[Some records]
※
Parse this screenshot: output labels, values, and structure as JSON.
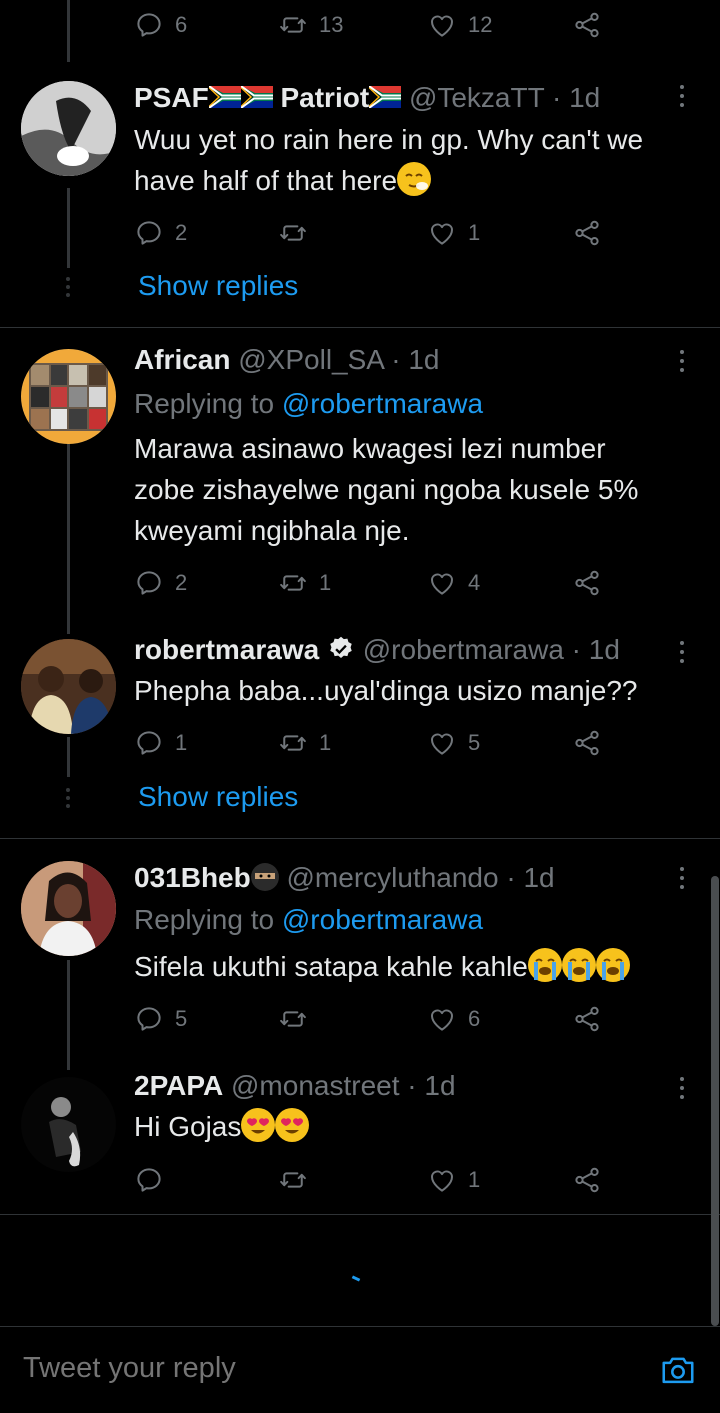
{
  "top_actions": {
    "reply": "6",
    "retweet": "13",
    "like": "12"
  },
  "tweets": [
    {
      "name": "PSAF",
      "name2": "Patriot",
      "handle": "@TekzaTT",
      "time": "1d",
      "lines": [
        "Wuu yet no rain here in gp. Why can't we",
        "have half of that here"
      ],
      "actions": {
        "reply": "2",
        "retweet": "",
        "like": "1"
      }
    },
    {
      "name": "African",
      "handle": "@XPoll_SA",
      "time": "1d",
      "replying_label": "Replying to",
      "replying_to": "@robertmarawa",
      "lines": [
        "Marawa asinawo kwagesi lezi number",
        "zobe zishayelwe ngani ngoba kusele 5%",
        "kweyami ngibhala nje."
      ],
      "actions": {
        "reply": "2",
        "retweet": "1",
        "like": "4"
      }
    },
    {
      "name": "robertmarawa",
      "handle": "@robertmarawa",
      "time": "1d",
      "lines": [
        "Phepha baba...uyal'dinga usizo manje??"
      ],
      "actions": {
        "reply": "1",
        "retweet": "1",
        "like": "5"
      }
    },
    {
      "name": "031Bheb",
      "handle": "@mercyluthando",
      "time": "1d",
      "replying_label": "Replying to",
      "replying_to": "@robertmarawa",
      "lines": [
        "Sifela ukuthi satapa kahle kahle"
      ],
      "actions": {
        "reply": "5",
        "retweet": "",
        "like": "6"
      }
    },
    {
      "name": "2PAPA",
      "handle": "@monastreet",
      "time": "1d",
      "lines": [
        "Hi Gojas"
      ],
      "actions": {
        "reply": "",
        "retweet": "",
        "like": "1"
      }
    }
  ],
  "show_replies": "Show replies",
  "reply_bar": {
    "placeholder": "Tweet your reply"
  },
  "colors": {
    "accent": "#1d9bf0",
    "muted": "#71767b",
    "background": "#000000"
  }
}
※
# Directions for this task
Copy the listing in full and without alteration, omitting every picture.

# Full answer
Parse this screenshot: output labels, values, and structure as JSON.
{
  "top_actions": {
    "reply": "6",
    "retweet": "13",
    "like": "12"
  },
  "tweets": [
    {
      "name": "PSAF",
      "name2": "Patriot",
      "handle": "@TekzaTT",
      "time": "1d",
      "lines": [
        "Wuu yet no rain here in gp. Why can't we",
        "have half of that here"
      ],
      "actions": {
        "reply": "2",
        "retweet": "",
        "like": "1"
      }
    },
    {
      "name": "African",
      "handle": "@XPoll_SA",
      "time": "1d",
      "replying_label": "Replying to",
      "replying_to": "@robertmarawa",
      "lines": [
        "Marawa asinawo kwagesi lezi number",
        "zobe zishayelwe ngani ngoba kusele 5%",
        "kweyami ngibhala nje."
      ],
      "actions": {
        "reply": "2",
        "retweet": "1",
        "like": "4"
      }
    },
    {
      "name": "robertmarawa",
      "handle": "@robertmarawa",
      "time": "1d",
      "lines": [
        "Phepha baba...uyal'dinga usizo manje??"
      ],
      "actions": {
        "reply": "1",
        "retweet": "1",
        "like": "5"
      }
    },
    {
      "name": "031Bheb",
      "handle": "@mercyluthando",
      "time": "1d",
      "replying_label": "Replying to",
      "replying_to": "@robertmarawa",
      "lines": [
        "Sifela ukuthi satapa kahle kahle"
      ],
      "actions": {
        "reply": "5",
        "retweet": "",
        "like": "6"
      }
    },
    {
      "name": "2PAPA",
      "handle": "@monastreet",
      "time": "1d",
      "lines": [
        "Hi Gojas"
      ],
      "actions": {
        "reply": "",
        "retweet": "",
        "like": "1"
      }
    }
  ],
  "show_replies": "Show replies",
  "reply_bar": {
    "placeholder": "Tweet your reply"
  },
  "colors": {
    "accent": "#1d9bf0",
    "muted": "#71767b",
    "background": "#000000"
  }
}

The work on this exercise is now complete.